*** Given records ***

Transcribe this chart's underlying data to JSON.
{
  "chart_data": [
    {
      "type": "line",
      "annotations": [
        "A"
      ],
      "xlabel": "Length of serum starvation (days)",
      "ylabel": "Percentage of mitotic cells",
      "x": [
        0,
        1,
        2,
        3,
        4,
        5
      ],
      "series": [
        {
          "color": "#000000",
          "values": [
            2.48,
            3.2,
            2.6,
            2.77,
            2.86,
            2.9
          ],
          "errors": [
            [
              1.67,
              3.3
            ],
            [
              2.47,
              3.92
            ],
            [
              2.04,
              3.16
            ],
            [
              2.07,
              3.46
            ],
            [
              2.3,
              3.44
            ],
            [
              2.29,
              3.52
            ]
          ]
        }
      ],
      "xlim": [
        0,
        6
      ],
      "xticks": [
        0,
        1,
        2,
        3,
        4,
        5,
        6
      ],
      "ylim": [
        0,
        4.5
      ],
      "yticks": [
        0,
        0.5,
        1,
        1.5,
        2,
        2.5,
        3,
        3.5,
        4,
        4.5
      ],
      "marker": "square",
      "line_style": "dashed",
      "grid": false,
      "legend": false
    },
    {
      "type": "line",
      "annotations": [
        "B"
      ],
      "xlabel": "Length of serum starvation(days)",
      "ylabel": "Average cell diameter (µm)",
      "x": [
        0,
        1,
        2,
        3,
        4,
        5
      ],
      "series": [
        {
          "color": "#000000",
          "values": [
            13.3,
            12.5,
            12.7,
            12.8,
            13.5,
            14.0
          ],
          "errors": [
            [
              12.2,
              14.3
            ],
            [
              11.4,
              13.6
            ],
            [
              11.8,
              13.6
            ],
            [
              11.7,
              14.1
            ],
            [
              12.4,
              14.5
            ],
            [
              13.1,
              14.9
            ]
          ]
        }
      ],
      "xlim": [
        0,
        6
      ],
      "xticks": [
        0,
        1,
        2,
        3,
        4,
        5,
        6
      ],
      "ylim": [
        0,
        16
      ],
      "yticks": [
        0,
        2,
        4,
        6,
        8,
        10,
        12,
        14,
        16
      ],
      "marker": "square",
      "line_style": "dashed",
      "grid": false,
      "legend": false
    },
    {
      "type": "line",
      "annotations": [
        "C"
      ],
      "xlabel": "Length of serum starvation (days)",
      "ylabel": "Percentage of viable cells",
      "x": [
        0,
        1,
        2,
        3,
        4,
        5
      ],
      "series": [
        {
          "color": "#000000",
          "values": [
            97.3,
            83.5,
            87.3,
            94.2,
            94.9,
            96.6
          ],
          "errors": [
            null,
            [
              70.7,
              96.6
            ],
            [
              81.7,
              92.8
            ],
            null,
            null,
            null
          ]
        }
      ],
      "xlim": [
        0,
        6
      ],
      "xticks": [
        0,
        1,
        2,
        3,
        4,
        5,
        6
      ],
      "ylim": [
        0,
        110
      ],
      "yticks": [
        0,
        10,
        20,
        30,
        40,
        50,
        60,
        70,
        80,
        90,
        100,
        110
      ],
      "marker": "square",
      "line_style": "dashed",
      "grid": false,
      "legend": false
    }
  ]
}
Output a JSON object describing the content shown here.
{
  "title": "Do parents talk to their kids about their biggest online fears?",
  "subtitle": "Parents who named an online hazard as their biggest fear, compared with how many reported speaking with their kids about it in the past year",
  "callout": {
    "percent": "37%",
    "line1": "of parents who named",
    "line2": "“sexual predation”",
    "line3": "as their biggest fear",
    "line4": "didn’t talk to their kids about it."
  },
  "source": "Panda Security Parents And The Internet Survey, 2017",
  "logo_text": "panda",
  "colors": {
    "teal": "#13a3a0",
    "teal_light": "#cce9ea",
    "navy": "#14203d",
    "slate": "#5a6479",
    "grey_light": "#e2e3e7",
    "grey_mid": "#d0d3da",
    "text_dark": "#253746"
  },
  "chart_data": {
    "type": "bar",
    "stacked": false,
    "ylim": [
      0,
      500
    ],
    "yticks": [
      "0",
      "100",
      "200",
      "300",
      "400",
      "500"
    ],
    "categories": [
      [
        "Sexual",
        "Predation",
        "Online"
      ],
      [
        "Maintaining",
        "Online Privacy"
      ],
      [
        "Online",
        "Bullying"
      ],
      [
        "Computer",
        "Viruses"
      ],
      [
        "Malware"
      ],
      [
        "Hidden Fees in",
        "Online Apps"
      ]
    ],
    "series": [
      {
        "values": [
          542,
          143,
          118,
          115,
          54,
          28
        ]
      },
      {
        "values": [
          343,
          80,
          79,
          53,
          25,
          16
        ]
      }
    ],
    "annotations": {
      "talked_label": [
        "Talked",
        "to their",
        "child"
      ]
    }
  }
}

*** End of Given records ***

*Task directions*
Restate the data exactly, keeping every line intact.

*Result of the exercise*
Transcribe this chart's underlying data to JSON.
{
  "chart_data": [
    {
      "type": "line",
      "annotations": [
        "A"
      ],
      "xlabel": "Length of serum starvation (days)",
      "ylabel": "Percentage of mitotic cells",
      "x": [
        0,
        1,
        2,
        3,
        4,
        5
      ],
      "series": [
        {
          "color": "#000000",
          "values": [
            2.48,
            3.2,
            2.6,
            2.77,
            2.86,
            2.9
          ],
          "errors": [
            [
              1.67,
              3.3
            ],
            [
              2.47,
              3.92
            ],
            [
              2.04,
              3.16
            ],
            [
              2.07,
              3.46
            ],
            [
              2.3,
              3.44
            ],
            [
              2.29,
              3.52
            ]
          ]
        }
      ],
      "xlim": [
        0,
        6
      ],
      "xticks": [
        0,
        1,
        2,
        3,
        4,
        5,
        6
      ],
      "ylim": [
        0,
        4.5
      ],
      "yticks": [
        0,
        0.5,
        1,
        1.5,
        2,
        2.5,
        3,
        3.5,
        4,
        4.5
      ],
      "marker": "square",
      "line_style": "dashed",
      "grid": false,
      "legend": false
    },
    {
      "type": "line",
      "annotations": [
        "B"
      ],
      "xlabel": "Length of serum starvation(days)",
      "ylabel": "Average cell diameter (µm)",
      "x": [
        0,
        1,
        2,
        3,
        4,
        5
      ],
      "series": [
        {
          "color": "#000000",
          "values": [
            13.3,
            12.5,
            12.7,
            12.8,
            13.5,
            14.0
          ],
          "errors": [
            [
              12.2,
              14.3
            ],
            [
              11.4,
              13.6
            ],
            [
              11.8,
              13.6
            ],
            [
              11.7,
              14.1
            ],
            [
              12.4,
              14.5
            ],
            [
              13.1,
              14.9
            ]
          ]
        }
      ],
      "xlim": [
        0,
        6
      ],
      "xticks": [
        0,
        1,
        2,
        3,
        4,
        5,
        6
      ],
      "ylim": [
        0,
        16
      ],
      "yticks": [
        0,
        2,
        4,
        6,
        8,
        10,
        12,
        14,
        16
      ],
      "marker": "square",
      "line_style": "dashed",
      "grid": false,
      "legend": false
    },
    {
      "type": "line",
      "annotations": [
        "C"
      ],
      "xlabel": "Length of serum starvation (days)",
      "ylabel": "Percentage of viable cells",
      "x": [
        0,
        1,
        2,
        3,
        4,
        5
      ],
      "series": [
        {
          "color": "#000000",
          "values": [
            97.3,
            83.5,
            87.3,
            94.2,
            94.9,
            96.6
          ],
          "errors": [
            null,
            [
              70.7,
              96.6
            ],
            [
              81.7,
              92.8
            ],
            null,
            null,
            null
          ]
        }
      ],
      "xlim": [
        0,
        6
      ],
      "xticks": [
        0,
        1,
        2,
        3,
        4,
        5,
        6
      ],
      "ylim": [
        0,
        110
      ],
      "yticks": [
        0,
        10,
        20,
        30,
        40,
        50,
        60,
        70,
        80,
        90,
        100,
        110
      ],
      "marker": "square",
      "line_style": "dashed",
      "grid": false,
      "legend": false
    }
  ]
}
Output a JSON object describing the content shown here.
{
  "title": "Do parents talk to their kids about their biggest online fears?",
  "subtitle": "Parents who named an online hazard as their biggest fear, compared with how many reported speaking with their kids about it in the past year",
  "callout": {
    "percent": "37%",
    "line1": "of parents who named",
    "line2": "“sexual predation”",
    "line3": "as their biggest fear",
    "line4": "didn’t talk to their kids about it."
  },
  "source": "Panda Security Parents And The Internet Survey, 2017",
  "logo_text": "panda",
  "colors": {
    "teal": "#13a3a0",
    "teal_light": "#cce9ea",
    "navy": "#14203d",
    "slate": "#5a6479",
    "grey_light": "#e2e3e7",
    "grey_mid": "#d0d3da",
    "text_dark": "#253746"
  },
  "chart_data": {
    "type": "bar",
    "stacked": false,
    "ylim": [
      0,
      500
    ],
    "yticks": [
      "0",
      "100",
      "200",
      "300",
      "400",
      "500"
    ],
    "categories": [
      [
        "Sexual",
        "Predation",
        "Online"
      ],
      [
        "Maintaining",
        "Online Privacy"
      ],
      [
        "Online",
        "Bullying"
      ],
      [
        "Computer",
        "Viruses"
      ],
      [
        "Malware"
      ],
      [
        "Hidden Fees in",
        "Online Apps"
      ]
    ],
    "series": [
      {
        "values": [
          542,
          143,
          118,
          115,
          54,
          28
        ]
      },
      {
        "values": [
          343,
          80,
          79,
          53,
          25,
          16
        ]
      }
    ],
    "annotations": {
      "talked_label": [
        "Talked",
        "to their",
        "child"
      ]
    }
  }
}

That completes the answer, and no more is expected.